Locate the lines that hold the string "image". Copy every such line.
---
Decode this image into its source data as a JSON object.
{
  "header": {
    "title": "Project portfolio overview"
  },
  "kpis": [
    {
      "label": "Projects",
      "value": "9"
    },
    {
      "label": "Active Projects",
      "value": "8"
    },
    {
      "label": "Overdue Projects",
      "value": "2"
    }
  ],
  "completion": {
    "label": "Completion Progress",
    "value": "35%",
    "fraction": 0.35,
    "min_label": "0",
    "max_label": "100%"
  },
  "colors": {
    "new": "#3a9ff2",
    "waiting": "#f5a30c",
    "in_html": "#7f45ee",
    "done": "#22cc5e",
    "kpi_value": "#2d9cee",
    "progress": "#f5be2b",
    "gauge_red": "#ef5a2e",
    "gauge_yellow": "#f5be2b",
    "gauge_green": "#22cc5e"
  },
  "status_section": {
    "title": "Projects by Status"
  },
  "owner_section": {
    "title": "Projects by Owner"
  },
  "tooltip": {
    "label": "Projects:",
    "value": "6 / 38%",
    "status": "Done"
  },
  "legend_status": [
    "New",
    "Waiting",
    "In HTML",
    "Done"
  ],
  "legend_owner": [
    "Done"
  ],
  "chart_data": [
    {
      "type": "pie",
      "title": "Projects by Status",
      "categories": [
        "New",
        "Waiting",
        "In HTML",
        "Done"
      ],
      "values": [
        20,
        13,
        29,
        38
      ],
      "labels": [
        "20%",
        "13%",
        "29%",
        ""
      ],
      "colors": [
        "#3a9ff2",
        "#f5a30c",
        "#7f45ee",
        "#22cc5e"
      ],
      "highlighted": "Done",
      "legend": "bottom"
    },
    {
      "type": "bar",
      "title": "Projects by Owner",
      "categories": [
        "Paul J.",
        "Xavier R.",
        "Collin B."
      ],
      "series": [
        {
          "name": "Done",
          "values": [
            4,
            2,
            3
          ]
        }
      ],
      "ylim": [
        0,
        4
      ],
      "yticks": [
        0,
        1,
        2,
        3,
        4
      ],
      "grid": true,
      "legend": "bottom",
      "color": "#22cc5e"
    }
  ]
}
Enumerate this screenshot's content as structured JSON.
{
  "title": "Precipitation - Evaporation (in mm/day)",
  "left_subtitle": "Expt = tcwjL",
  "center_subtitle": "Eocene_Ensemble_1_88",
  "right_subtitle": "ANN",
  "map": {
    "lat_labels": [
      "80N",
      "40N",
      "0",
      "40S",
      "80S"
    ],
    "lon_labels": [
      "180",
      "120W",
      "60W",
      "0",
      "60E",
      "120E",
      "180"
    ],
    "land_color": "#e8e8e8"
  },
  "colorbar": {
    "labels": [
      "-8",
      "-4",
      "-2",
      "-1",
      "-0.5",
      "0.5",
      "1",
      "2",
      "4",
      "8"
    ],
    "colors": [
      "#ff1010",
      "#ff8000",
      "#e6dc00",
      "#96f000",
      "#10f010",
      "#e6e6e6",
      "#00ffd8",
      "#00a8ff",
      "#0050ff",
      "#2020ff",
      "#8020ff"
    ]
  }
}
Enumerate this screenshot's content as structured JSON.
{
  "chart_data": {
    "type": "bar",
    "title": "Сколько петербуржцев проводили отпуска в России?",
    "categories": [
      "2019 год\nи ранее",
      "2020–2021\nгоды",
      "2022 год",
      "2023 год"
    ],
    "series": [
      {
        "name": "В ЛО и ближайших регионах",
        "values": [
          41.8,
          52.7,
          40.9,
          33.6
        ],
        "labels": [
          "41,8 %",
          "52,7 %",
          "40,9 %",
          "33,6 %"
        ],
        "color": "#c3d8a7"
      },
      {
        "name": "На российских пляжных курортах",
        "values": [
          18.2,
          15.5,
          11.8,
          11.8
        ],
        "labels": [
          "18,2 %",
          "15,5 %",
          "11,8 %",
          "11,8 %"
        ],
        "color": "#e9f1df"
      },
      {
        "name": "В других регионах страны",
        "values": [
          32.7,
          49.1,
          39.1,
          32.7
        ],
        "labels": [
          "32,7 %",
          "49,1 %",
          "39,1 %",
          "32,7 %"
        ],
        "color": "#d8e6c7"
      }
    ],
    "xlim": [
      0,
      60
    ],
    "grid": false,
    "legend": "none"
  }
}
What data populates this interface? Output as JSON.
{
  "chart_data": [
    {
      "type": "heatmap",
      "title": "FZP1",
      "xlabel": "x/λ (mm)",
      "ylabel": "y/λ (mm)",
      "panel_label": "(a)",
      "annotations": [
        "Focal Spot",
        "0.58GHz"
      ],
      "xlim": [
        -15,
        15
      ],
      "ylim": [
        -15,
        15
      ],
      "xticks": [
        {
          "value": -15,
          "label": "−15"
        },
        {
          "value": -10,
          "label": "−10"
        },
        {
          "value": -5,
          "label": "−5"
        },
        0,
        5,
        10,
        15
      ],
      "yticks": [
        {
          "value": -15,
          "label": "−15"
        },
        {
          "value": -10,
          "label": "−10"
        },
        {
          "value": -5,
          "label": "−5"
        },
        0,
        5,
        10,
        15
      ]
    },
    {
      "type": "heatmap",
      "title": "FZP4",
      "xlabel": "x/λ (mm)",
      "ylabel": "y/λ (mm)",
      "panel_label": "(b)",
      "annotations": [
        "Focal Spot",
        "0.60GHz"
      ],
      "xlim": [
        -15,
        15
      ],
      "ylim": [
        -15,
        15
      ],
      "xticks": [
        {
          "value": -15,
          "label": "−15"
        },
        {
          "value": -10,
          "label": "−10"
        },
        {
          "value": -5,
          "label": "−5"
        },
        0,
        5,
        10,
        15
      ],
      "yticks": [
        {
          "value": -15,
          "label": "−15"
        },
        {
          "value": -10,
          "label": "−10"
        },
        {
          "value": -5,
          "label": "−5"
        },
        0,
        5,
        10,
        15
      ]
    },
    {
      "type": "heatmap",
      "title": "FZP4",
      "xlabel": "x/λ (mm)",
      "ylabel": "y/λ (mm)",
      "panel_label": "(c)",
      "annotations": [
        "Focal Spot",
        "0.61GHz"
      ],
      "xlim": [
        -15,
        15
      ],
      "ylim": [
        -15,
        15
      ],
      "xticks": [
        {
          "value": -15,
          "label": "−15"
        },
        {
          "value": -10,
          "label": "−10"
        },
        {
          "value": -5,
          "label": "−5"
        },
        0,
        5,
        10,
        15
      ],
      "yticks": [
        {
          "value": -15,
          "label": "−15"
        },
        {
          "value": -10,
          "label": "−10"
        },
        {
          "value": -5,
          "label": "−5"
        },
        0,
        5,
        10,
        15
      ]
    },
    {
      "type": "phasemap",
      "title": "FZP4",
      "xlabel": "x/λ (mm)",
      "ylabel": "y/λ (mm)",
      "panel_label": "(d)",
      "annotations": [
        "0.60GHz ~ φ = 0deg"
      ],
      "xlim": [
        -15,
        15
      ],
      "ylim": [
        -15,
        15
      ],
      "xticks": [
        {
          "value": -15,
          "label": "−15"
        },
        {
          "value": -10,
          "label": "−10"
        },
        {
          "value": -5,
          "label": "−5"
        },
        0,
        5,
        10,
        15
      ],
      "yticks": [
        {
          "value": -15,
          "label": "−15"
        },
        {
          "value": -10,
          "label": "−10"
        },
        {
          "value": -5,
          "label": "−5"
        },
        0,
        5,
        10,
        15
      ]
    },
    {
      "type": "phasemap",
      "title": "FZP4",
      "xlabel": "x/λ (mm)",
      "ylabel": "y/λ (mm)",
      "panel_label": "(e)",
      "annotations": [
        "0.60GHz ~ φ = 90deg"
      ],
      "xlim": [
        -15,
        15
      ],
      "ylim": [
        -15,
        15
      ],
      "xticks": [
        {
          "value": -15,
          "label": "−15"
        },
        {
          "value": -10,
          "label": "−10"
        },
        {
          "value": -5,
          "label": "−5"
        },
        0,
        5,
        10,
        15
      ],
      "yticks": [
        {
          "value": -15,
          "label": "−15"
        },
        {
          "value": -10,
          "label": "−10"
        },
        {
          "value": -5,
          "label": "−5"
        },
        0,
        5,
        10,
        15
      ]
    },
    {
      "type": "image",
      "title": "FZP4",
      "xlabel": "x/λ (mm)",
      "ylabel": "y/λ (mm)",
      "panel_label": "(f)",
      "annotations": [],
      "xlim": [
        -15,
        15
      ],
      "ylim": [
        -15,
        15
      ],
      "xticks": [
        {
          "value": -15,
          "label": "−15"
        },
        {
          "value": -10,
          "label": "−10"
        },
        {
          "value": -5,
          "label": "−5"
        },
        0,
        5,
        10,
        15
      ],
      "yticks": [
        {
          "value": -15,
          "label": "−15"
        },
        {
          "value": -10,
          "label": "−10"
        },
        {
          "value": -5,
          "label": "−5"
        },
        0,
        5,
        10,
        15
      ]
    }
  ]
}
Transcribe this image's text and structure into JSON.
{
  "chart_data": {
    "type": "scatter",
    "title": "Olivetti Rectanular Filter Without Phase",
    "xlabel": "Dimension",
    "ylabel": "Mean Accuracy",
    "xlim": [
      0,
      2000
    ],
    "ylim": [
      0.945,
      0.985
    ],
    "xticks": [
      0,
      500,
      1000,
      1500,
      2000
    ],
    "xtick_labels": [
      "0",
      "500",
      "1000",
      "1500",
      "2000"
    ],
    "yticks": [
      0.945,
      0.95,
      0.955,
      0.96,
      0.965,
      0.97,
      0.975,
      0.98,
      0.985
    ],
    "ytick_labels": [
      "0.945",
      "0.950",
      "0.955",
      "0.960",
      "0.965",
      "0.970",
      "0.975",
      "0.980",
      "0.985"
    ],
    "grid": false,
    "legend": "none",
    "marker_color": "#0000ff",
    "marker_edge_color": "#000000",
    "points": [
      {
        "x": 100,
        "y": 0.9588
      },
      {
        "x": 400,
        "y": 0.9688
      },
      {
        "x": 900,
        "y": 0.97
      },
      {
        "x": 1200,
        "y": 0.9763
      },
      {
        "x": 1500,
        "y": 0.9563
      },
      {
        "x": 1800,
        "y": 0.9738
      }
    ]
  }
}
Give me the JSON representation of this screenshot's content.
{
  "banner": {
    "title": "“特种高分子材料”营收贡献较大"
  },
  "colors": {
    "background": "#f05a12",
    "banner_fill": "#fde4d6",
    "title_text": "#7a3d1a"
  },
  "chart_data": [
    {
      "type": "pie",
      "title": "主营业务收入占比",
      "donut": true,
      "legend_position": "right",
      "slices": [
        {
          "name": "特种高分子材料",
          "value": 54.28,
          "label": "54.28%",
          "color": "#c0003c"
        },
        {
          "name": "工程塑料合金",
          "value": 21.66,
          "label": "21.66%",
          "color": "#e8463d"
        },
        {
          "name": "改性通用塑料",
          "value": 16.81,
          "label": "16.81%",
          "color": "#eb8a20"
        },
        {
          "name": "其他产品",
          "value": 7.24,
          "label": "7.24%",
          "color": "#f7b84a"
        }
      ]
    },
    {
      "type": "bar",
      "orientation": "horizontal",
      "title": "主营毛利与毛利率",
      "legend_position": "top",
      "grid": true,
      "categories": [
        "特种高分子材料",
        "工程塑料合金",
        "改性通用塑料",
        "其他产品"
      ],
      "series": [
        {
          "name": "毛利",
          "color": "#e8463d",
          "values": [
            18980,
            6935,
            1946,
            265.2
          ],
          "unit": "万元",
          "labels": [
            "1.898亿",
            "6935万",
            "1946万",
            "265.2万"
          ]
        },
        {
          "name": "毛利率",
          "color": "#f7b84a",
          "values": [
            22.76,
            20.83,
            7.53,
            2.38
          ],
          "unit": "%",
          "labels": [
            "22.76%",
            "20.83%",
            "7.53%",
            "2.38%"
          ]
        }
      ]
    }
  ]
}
---
### FINISHED EXERCISE
Decode this image into its source data as a JSON object.
      "type": "image",
Transcribe this image's text and structure into JSON.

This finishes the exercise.